**Stated problem:**
Filter these entries so that only lines with the word "Evaluasi" remain.

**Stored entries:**
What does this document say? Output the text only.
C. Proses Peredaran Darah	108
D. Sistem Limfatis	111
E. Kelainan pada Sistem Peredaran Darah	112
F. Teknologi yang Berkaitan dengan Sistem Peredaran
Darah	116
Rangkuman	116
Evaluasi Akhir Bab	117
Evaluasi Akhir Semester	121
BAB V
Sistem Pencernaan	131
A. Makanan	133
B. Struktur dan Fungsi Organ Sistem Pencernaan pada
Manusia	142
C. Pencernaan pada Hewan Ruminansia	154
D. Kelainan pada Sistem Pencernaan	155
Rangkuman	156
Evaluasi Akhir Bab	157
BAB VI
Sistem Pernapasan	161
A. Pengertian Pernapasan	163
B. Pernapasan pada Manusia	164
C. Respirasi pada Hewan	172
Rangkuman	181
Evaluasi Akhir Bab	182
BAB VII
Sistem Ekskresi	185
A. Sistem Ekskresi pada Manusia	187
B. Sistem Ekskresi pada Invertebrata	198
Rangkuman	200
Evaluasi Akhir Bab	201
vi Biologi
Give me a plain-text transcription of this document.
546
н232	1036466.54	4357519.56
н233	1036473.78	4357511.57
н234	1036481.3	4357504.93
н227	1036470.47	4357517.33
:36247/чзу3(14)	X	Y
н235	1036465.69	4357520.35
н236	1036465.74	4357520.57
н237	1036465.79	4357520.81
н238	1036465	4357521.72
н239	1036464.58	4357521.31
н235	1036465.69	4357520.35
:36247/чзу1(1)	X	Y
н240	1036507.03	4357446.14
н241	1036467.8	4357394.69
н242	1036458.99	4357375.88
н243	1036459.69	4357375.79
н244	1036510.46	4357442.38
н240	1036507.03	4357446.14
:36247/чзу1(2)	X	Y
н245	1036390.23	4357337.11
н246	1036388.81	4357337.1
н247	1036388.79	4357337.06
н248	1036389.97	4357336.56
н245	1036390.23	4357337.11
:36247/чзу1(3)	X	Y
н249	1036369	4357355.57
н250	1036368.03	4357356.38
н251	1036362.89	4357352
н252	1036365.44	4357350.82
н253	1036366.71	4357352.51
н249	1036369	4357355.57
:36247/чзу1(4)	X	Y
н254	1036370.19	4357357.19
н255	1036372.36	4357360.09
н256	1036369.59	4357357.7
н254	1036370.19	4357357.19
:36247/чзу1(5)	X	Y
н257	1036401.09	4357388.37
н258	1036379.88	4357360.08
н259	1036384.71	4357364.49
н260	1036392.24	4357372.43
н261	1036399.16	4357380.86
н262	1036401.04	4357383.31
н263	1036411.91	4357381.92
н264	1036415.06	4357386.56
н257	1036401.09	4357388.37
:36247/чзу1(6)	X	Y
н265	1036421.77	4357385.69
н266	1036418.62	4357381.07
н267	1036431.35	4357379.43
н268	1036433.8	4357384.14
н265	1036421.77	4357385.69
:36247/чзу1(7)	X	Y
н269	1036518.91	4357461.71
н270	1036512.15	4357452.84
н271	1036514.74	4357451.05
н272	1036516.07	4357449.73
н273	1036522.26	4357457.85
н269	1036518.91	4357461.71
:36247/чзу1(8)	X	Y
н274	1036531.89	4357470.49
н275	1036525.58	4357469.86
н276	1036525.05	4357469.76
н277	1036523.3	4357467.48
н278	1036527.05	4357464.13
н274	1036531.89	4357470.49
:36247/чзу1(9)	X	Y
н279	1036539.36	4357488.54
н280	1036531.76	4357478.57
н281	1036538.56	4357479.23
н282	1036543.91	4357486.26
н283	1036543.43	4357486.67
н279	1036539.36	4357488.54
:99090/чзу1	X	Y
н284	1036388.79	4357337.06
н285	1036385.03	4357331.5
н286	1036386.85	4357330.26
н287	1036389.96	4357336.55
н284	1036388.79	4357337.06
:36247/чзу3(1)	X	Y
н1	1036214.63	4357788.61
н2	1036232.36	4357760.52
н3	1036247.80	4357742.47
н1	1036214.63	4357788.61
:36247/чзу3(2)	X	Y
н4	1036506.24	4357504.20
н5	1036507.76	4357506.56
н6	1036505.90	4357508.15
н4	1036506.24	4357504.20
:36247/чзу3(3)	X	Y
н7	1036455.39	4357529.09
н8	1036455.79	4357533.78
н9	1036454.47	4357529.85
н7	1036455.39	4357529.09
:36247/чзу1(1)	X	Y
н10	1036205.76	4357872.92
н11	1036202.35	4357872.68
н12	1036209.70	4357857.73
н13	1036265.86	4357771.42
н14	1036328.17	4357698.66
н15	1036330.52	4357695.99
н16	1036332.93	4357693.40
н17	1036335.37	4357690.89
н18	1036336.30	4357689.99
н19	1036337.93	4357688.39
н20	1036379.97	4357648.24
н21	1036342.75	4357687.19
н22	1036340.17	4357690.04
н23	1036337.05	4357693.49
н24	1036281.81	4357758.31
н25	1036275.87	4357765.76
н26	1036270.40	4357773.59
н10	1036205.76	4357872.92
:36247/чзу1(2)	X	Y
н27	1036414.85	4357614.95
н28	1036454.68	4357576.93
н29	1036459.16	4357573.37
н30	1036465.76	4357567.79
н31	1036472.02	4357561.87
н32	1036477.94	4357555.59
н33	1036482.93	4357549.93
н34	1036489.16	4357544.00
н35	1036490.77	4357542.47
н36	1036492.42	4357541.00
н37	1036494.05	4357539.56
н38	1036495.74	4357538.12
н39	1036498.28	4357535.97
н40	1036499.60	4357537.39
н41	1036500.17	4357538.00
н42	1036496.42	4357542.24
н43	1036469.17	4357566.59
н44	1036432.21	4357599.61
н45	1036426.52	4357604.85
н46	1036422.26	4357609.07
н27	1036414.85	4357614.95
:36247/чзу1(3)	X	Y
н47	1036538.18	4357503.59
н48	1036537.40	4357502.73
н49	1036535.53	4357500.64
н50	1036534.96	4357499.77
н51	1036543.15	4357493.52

**The response:**
Evaluasi Akhir Bab	117
Evaluasi Akhir Semester	121
Evaluasi Akhir Bab	157
Evaluasi Akhir Bab	182
Evaluasi Akhir Bab	201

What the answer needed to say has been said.